begin
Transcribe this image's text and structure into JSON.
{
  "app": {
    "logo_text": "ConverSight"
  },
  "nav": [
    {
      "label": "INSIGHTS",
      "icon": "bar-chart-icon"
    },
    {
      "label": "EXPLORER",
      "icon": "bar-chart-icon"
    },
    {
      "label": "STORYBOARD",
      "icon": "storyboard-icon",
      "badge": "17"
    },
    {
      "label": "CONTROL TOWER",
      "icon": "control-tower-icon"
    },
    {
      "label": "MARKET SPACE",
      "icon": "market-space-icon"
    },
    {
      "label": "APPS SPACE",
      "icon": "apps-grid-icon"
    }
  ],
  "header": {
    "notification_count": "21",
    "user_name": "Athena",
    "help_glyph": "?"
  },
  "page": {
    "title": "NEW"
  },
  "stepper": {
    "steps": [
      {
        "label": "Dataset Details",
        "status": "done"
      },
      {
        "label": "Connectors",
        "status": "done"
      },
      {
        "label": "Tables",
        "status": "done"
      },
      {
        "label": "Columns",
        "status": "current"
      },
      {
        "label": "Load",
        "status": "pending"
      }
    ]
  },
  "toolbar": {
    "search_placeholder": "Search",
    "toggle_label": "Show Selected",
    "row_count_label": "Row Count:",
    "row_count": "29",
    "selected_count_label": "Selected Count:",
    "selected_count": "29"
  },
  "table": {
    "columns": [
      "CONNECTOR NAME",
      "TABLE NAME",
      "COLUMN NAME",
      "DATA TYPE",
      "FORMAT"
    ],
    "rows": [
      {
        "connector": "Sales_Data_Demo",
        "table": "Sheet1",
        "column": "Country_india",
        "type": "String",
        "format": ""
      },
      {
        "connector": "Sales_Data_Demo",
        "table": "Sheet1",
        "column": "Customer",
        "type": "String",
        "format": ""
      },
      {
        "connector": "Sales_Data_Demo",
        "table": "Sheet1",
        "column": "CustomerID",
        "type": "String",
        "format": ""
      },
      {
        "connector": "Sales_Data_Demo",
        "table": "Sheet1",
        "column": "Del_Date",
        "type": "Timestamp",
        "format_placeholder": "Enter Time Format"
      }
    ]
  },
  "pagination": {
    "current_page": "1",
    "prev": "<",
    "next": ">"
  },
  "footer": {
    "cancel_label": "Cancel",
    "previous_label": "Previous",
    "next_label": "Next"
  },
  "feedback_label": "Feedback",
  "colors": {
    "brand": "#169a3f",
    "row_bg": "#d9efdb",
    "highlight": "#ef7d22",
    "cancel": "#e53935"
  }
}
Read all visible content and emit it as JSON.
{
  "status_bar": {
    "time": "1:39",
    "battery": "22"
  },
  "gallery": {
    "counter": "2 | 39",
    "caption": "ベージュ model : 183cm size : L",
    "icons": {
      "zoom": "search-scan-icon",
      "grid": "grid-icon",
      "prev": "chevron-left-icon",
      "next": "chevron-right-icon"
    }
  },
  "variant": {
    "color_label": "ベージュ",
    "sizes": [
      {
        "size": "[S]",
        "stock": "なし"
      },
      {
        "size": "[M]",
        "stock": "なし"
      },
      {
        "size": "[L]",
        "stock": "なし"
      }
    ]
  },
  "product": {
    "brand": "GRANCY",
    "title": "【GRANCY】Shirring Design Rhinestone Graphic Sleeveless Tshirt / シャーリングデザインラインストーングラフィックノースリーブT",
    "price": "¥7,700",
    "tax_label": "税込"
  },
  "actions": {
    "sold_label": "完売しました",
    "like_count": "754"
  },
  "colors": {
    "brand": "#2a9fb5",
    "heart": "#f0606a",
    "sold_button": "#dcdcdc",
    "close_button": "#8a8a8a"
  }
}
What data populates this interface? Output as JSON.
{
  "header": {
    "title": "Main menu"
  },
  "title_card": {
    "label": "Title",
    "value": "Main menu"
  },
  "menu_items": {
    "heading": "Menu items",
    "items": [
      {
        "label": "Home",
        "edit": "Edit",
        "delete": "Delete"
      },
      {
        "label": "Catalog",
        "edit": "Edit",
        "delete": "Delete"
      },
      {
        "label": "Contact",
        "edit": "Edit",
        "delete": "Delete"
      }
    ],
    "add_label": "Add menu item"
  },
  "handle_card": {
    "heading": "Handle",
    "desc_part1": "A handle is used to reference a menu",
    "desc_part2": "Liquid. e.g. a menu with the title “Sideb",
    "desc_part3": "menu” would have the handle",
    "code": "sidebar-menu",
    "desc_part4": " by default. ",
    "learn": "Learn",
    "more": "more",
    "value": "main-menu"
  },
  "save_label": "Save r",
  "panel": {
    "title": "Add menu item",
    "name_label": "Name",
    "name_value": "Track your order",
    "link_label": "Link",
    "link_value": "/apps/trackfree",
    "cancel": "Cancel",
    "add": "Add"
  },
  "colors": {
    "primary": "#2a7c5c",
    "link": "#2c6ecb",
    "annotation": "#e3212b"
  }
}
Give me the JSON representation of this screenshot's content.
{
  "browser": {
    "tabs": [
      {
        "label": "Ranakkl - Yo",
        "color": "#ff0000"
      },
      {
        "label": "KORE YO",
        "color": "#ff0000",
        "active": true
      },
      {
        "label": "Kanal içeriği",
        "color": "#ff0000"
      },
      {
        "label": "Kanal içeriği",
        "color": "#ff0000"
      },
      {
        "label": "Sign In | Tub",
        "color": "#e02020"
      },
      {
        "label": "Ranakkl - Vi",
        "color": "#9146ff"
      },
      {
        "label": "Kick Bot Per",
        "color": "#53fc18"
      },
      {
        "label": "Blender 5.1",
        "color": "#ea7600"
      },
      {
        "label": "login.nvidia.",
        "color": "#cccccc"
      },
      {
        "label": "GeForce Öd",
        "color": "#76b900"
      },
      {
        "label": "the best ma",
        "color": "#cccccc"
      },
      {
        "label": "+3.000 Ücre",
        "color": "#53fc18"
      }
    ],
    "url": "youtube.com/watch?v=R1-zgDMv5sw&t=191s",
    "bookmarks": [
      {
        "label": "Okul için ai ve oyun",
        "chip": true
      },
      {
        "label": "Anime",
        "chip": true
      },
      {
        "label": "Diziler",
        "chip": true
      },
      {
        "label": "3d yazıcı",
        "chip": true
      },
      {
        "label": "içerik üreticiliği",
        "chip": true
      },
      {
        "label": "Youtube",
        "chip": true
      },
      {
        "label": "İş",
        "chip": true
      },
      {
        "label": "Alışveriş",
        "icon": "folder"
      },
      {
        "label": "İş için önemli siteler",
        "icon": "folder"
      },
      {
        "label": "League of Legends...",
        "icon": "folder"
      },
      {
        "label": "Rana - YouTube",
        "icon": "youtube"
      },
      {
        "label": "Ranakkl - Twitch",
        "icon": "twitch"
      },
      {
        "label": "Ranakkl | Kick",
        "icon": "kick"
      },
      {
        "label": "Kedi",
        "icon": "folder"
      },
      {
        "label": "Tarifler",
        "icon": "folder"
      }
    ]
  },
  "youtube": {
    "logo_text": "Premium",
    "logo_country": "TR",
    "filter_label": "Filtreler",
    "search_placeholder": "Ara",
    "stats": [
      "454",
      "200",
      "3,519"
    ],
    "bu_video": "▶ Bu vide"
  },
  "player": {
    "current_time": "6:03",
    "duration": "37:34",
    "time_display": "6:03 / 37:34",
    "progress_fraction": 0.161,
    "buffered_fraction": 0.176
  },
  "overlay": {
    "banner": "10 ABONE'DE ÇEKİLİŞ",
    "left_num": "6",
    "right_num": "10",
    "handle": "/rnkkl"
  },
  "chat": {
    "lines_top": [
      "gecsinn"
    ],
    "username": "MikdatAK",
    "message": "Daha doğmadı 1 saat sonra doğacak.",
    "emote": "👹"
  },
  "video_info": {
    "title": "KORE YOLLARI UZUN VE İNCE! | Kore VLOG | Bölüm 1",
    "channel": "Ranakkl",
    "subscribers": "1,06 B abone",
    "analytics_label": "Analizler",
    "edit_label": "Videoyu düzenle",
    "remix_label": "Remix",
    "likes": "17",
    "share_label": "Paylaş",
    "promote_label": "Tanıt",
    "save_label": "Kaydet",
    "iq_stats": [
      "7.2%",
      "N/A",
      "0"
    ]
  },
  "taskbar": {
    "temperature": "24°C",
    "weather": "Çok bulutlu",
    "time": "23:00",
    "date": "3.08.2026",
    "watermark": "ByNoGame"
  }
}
end
> YOUR OBJECTIVE: Among the lines of the listing, how many hold the string "JSON"? Respond with only the number.

> EXERCISE OUTPUT: 4